What the task requires:
Print all the records exactly, please.

Records shown:
##############################

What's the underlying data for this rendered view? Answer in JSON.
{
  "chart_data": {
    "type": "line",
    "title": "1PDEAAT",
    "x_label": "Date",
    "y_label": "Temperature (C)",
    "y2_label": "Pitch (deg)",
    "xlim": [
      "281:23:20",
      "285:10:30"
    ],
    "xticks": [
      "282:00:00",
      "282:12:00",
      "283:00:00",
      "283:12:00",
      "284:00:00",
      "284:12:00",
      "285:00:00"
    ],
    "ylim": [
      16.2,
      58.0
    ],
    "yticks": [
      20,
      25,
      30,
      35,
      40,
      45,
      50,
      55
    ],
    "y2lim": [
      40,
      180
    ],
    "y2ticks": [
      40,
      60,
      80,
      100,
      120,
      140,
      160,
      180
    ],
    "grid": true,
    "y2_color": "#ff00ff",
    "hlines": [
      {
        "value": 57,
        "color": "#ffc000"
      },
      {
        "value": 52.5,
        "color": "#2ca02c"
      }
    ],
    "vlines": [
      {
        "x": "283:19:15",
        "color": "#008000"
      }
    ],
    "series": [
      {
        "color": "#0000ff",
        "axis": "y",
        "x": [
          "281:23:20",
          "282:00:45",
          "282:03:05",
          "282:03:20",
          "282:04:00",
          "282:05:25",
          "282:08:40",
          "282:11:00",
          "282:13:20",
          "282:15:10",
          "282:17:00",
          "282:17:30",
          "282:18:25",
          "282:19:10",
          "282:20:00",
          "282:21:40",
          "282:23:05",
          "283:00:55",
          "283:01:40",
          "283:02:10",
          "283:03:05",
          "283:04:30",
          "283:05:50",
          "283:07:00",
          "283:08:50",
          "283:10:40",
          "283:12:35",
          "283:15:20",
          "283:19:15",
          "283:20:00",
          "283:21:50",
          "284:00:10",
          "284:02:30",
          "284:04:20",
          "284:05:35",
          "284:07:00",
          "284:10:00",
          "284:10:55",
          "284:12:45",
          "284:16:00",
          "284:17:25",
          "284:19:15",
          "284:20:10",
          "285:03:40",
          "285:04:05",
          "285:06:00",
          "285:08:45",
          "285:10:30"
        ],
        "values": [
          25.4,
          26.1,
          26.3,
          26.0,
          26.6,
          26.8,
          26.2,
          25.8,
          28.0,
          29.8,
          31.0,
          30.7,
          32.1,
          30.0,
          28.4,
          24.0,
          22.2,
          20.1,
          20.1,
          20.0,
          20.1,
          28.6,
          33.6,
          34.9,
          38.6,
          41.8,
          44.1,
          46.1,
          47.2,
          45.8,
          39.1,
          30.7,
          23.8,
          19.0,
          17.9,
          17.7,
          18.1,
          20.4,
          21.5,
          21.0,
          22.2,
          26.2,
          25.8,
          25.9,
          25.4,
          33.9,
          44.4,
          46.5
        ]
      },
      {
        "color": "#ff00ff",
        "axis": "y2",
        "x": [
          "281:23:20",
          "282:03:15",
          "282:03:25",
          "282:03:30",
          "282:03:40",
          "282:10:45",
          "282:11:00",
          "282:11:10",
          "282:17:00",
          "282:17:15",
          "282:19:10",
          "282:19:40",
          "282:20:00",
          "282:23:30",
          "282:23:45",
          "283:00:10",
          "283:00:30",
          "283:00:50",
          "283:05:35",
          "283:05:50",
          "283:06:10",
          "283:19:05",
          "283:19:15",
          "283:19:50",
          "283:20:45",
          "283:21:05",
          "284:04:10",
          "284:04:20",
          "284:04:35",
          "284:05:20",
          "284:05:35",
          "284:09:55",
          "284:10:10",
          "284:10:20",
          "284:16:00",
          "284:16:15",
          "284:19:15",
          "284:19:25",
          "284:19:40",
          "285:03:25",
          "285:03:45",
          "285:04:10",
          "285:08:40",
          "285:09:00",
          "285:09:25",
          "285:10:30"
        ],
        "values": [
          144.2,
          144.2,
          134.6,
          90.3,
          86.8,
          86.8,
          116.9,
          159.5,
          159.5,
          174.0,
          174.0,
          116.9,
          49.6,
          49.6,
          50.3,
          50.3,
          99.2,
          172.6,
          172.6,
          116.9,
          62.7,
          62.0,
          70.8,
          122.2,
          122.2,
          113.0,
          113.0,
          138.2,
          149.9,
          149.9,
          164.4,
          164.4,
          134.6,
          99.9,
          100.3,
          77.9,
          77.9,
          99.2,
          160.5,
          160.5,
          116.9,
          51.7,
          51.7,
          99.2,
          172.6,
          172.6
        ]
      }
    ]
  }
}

##############################

Final result:
What's the underlying data for this rendered view? Answer in JSON.
{
  "chart_data": {
    "type": "line",
    "title": "1PDEAAT",
    "x_label": "Date",
    "y_label": "Temperature (C)",
    "y2_label": "Pitch (deg)",
    "xlim": [
      "281:23:20",
      "285:10:30"
    ],
    "xticks": [
      "282:00:00",
      "282:12:00",
      "283:00:00",
      "283:12:00",
      "284:00:00",
      "284:12:00",
      "285:00:00"
    ],
    "ylim": [
      16.2,
      58.0
    ],
    "yticks": [
      20,
      25,
      30,
      35,
      40,
      45,
      50,
      55
    ],
    "y2lim": [
      40,
      180
    ],
    "y2ticks": [
      40,
      60,
      80,
      100,
      120,
      140,
      160,
      180
    ],
    "grid": true,
    "y2_color": "#ff00ff",
    "hlines": [
      {
        "value": 57,
        "color": "#ffc000"
      },
      {
        "value": 52.5,
        "color": "#2ca02c"
      }
    ],
    "vlines": [
      {
        "x": "283:19:15",
        "color": "#008000"
      }
    ],
    "series": [
      {
        "color": "#0000ff",
        "axis": "y",
        "x": [
          "281:23:20",
          "282:00:45",
          "282:03:05",
          "282:03:20",
          "282:04:00",
          "282:05:25",
          "282:08:40",
          "282:11:00",
          "282:13:20",
          "282:15:10",
          "282:17:00",
          "282:17:30",
          "282:18:25",
          "282:19:10",
          "282:20:00",
          "282:21:40",
          "282:23:05",
          "283:00:55",
          "283:01:40",
          "283:02:10",
          "283:03:05",
          "283:04:30",
          "283:05:50",
          "283:07:00",
          "283:08:50",
          "283:10:40",
          "283:12:35",
          "283:15:20",
          "283:19:15",
          "283:20:00",
          "283:21:50",
          "284:00:10",
          "284:02:30",
          "284:04:20",
          "284:05:35",
          "284:07:00",
          "284:10:00",
          "284:10:55",
          "284:12:45",
          "284:16:00",
          "284:17:25",
          "284:19:15",
          "284:20:10",
          "285:03:40",
          "285:04:05",
          "285:06:00",
          "285:08:45",
          "285:10:30"
        ],
        "values": [
          25.4,
          26.1,
          26.3,
          26.0,
          26.6,
          26.8,
          26.2,
          25.8,
          28.0,
          29.8,
          31.0,
          30.7,
          32.1,
          30.0,
          28.4,
          24.0,
          22.2,
          20.1,
          20.1,
          20.0,
          20.1,
          28.6,
          33.6,
          34.9,
          38.6,
          41.8,
          44.1,
          46.1,
          47.2,
          45.8,
          39.1,
          30.7,
          23.8,
          19.0,
          17.9,
          17.7,
          18.1,
          20.4,
          21.5,
          21.0,
          22.2,
          26.2,
          25.8,
          25.9,
          25.4,
          33.9,
          44.4,
          46.5
        ]
      },
      {
        "color": "#ff00ff",
        "axis": "y2",
        "x": [
          "281:23:20",
          "282:03:15",
          "282:03:25",
          "282:03:30",
          "282:03:40",
          "282:10:45",
          "282:11:00",
          "282:11:10",
          "282:17:00",
          "282:17:15",
          "282:19:10",
          "282:19:40",
          "282:20:00",
          "282:23:30",
          "282:23:45",
          "283:00:10",
          "283:00:30",
          "283:00:50",
          "283:05:35",
          "283:05:50",
          "283:06:10",
          "283:19:05",
          "283:19:15",
          "283:19:50",
          "283:20:45",
          "283:21:05",
          "284:04:10",
          "284:04:20",
          "284:04:35",
          "284:05:20",
          "284:05:35",
          "284:09:55",
          "284:10:10",
          "284:10:20",
          "284:16:00",
          "284:16:15",
          "284:19:15",
          "284:19:25",
          "284:19:40",
          "285:03:25",
          "285:03:45",
          "285:04:10",
          "285:08:40",
          "285:09:00",
          "285:09:25",
          "285:10:30"
        ],
        "values": [
          144.2,
          144.2,
          134.6,
          90.3,
          86.8,
          86.8,
          116.9,
          159.5,
          159.5,
          174.0,
          174.0,
          116.9,
          49.6,
          49.6,
          50.3,
          50.3,
          99.2,
          172.6,
          172.6,
          116.9,
          62.7,
          62.0,
          70.8,
          122.2,
          122.2,
          113.0,
          113.0,
          138.2,
          149.9,
          149.9,
          164.4,
          164.4,
          134.6,
          99.9,
          100.3,
          77.9,
          77.9,
          99.2,
          160.5,
          160.5,
          116.9,
          51.7,
          51.7,
          99.2,
          172.6,
          172.6
        ]
      }
    ]
  }
}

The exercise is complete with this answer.